DATA TO USE:
● ● ● ●

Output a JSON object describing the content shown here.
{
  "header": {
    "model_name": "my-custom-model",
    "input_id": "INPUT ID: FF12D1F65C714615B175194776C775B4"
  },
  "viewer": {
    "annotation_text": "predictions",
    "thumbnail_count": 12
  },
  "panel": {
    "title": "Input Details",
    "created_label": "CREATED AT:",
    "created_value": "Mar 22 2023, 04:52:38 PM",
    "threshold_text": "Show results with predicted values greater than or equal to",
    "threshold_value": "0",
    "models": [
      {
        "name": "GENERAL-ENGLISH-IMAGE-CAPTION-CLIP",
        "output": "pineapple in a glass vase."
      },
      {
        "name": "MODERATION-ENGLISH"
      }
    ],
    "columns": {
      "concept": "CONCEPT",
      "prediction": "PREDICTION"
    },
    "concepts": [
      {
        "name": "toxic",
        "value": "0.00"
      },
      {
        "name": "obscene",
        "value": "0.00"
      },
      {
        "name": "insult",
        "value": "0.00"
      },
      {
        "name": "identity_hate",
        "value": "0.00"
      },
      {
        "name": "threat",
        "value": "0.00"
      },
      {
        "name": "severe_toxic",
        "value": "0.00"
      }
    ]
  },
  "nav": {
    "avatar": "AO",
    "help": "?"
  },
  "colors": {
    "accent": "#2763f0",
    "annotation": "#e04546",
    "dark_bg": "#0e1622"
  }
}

● ● ● ●

WHAT YOU ARE ASKED TO DO: Copy every line verbatim.

RESPONSE TO THE TASK:
Output a JSON object describing the content shown here.
{
  "header": {
    "model_name": "my-custom-model",
    "input_id": "INPUT ID: FF12D1F65C714615B175194776C775B4"
  },
  "viewer": {
    "annotation_text": "predictions",
    "thumbnail_count": 12
  },
  "panel": {
    "title": "Input Details",
    "created_label": "CREATED AT:",
    "created_value": "Mar 22 2023, 04:52:38 PM",
    "threshold_text": "Show results with predicted values greater than or equal to",
    "threshold_value": "0",
    "models": [
      {
        "name": "GENERAL-ENGLISH-IMAGE-CAPTION-CLIP",
        "output": "pineapple in a glass vase."
      },
      {
        "name": "MODERATION-ENGLISH"
      }
    ],
    "columns": {
      "concept": "CONCEPT",
      "prediction": "PREDICTION"
    },
    "concepts": [
      {
        "name": "toxic",
        "value": "0.00"
      },
      {
        "name": "obscene",
        "value": "0.00"
      },
      {
        "name": "insult",
        "value": "0.00"
      },
      {
        "name": "identity_hate",
        "value": "0.00"
      },
      {
        "name": "threat",
        "value": "0.00"
      },
      {
        "name": "severe_toxic",
        "value": "0.00"
      }
    ]
  },
  "nav": {
    "avatar": "AO",
    "help": "?"
  },
  "colors": {
    "accent": "#2763f0",
    "annotation": "#e04546",
    "dark_bg": "#0e1622"
  }
}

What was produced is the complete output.